* [SET PROBLEM] Extract every record, keeping each one exactly as it is.

* [GIVEN DATA]
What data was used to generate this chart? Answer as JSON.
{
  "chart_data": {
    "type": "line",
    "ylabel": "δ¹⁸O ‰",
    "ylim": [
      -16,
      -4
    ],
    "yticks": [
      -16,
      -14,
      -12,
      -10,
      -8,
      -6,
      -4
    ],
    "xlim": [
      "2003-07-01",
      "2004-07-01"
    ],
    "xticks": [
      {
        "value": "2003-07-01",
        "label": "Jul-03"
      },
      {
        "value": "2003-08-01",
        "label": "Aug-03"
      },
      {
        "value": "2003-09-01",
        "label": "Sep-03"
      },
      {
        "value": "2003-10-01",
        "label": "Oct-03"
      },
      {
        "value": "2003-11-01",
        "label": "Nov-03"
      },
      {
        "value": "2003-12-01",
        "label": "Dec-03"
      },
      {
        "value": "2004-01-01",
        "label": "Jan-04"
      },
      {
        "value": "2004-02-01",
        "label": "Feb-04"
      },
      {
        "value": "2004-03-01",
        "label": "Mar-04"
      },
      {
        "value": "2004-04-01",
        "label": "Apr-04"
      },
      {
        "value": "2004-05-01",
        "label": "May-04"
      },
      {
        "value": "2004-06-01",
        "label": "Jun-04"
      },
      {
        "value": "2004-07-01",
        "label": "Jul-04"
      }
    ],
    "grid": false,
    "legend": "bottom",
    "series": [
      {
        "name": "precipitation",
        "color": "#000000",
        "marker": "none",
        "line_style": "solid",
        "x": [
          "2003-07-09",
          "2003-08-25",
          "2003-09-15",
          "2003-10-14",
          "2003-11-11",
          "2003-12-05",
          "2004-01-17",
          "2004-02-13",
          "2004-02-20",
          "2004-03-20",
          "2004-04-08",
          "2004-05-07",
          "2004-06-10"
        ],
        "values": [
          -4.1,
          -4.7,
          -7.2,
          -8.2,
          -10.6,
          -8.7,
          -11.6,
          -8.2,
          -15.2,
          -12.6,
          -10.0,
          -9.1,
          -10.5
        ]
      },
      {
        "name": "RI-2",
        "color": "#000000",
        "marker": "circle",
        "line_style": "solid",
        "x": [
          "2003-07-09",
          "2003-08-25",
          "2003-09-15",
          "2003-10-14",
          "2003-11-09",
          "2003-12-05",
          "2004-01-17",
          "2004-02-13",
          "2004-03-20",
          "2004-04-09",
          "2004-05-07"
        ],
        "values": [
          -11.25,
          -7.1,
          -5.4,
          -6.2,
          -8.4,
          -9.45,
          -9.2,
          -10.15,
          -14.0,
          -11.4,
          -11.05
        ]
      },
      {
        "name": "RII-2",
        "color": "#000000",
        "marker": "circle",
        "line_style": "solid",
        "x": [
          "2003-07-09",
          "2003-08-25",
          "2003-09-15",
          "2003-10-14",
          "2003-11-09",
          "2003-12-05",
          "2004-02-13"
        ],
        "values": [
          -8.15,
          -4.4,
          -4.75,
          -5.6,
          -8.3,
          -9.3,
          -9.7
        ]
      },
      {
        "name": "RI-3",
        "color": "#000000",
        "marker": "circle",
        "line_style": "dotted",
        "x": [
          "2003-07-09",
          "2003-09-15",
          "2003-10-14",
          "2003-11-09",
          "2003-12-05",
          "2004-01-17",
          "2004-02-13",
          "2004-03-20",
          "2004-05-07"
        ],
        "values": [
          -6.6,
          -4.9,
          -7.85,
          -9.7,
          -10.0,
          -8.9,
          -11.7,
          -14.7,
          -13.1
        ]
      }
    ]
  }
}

* [RESULT OF THIS EXERCISE]
What data was used to generate this chart? Answer as JSON.
{
  "chart_data": {
    "type": "line",
    "ylabel": "δ¹⁸O ‰",
    "ylim": [
      -16,
      -4
    ],
    "yticks": [
      -16,
      -14,
      -12,
      -10,
      -8,
      -6,
      -4
    ],
    "xlim": [
      "2003-07-01",
      "2004-07-01"
    ],
    "xticks": [
      {
        "value": "2003-07-01",
        "label": "Jul-03"
      },
      {
        "value": "2003-08-01",
        "label": "Aug-03"
      },
      {
        "value": "2003-09-01",
        "label": "Sep-03"
      },
      {
        "value": "2003-10-01",
        "label": "Oct-03"
      },
      {
        "value": "2003-11-01",
        "label": "Nov-03"
      },
      {
        "value": "2003-12-01",
        "label": "Dec-03"
      },
      {
        "value": "2004-01-01",
        "label": "Jan-04"
      },
      {
        "value": "2004-02-01",
        "label": "Feb-04"
      },
      {
        "value": "2004-03-01",
        "label": "Mar-04"
      },
      {
        "value": "2004-04-01",
        "label": "Apr-04"
      },
      {
        "value": "2004-05-01",
        "label": "May-04"
      },
      {
        "value": "2004-06-01",
        "label": "Jun-04"
      },
      {
        "value": "2004-07-01",
        "label": "Jul-04"
      }
    ],
    "grid": false,
    "legend": "bottom",
    "series": [
      {
        "name": "precipitation",
        "color": "#000000",
        "marker": "none",
        "line_style": "solid",
        "x": [
          "2003-07-09",
          "2003-08-25",
          "2003-09-15",
          "2003-10-14",
          "2003-11-11",
          "2003-12-05",
          "2004-01-17",
          "2004-02-13",
          "2004-02-20",
          "2004-03-20",
          "2004-04-08",
          "2004-05-07",
          "2004-06-10"
        ],
        "values": [
          -4.1,
          -4.7,
          -7.2,
          -8.2,
          -10.6,
          -8.7,
          -11.6,
          -8.2,
          -15.2,
          -12.6,
          -10.0,
          -9.1,
          -10.5
        ]
      },
      {
        "name": "RI-2",
        "color": "#000000",
        "marker": "circle",
        "line_style": "solid",
        "x": [
          "2003-07-09",
          "2003-08-25",
          "2003-09-15",
          "2003-10-14",
          "2003-11-09",
          "2003-12-05",
          "2004-01-17",
          "2004-02-13",
          "2004-03-20",
          "2004-04-09",
          "2004-05-07"
        ],
        "values": [
          -11.25,
          -7.1,
          -5.4,
          -6.2,
          -8.4,
          -9.45,
          -9.2,
          -10.15,
          -14.0,
          -11.4,
          -11.05
        ]
      },
      {
        "name": "RII-2",
        "color": "#000000",
        "marker": "circle",
        "line_style": "solid",
        "x": [
          "2003-07-09",
          "2003-08-25",
          "2003-09-15",
          "2003-10-14",
          "2003-11-09",
          "2003-12-05",
          "2004-02-13"
        ],
        "values": [
          -8.15,
          -4.4,
          -4.75,
          -5.6,
          -8.3,
          -9.3,
          -9.7
        ]
      },
      {
        "name": "RI-3",
        "color": "#000000",
        "marker": "circle",
        "line_style": "dotted",
        "x": [
          "2003-07-09",
          "2003-09-15",
          "2003-10-14",
          "2003-11-09",
          "2003-12-05",
          "2004-01-17",
          "2004-02-13",
          "2004-03-20",
          "2004-05-07"
        ],
        "values": [
          -6.6,
          -4.9,
          -7.85,
          -9.7,
          -10.0,
          -8.9,
          -11.7,
          -14.7,
          -13.1
        ]
      }
    ]
  }
}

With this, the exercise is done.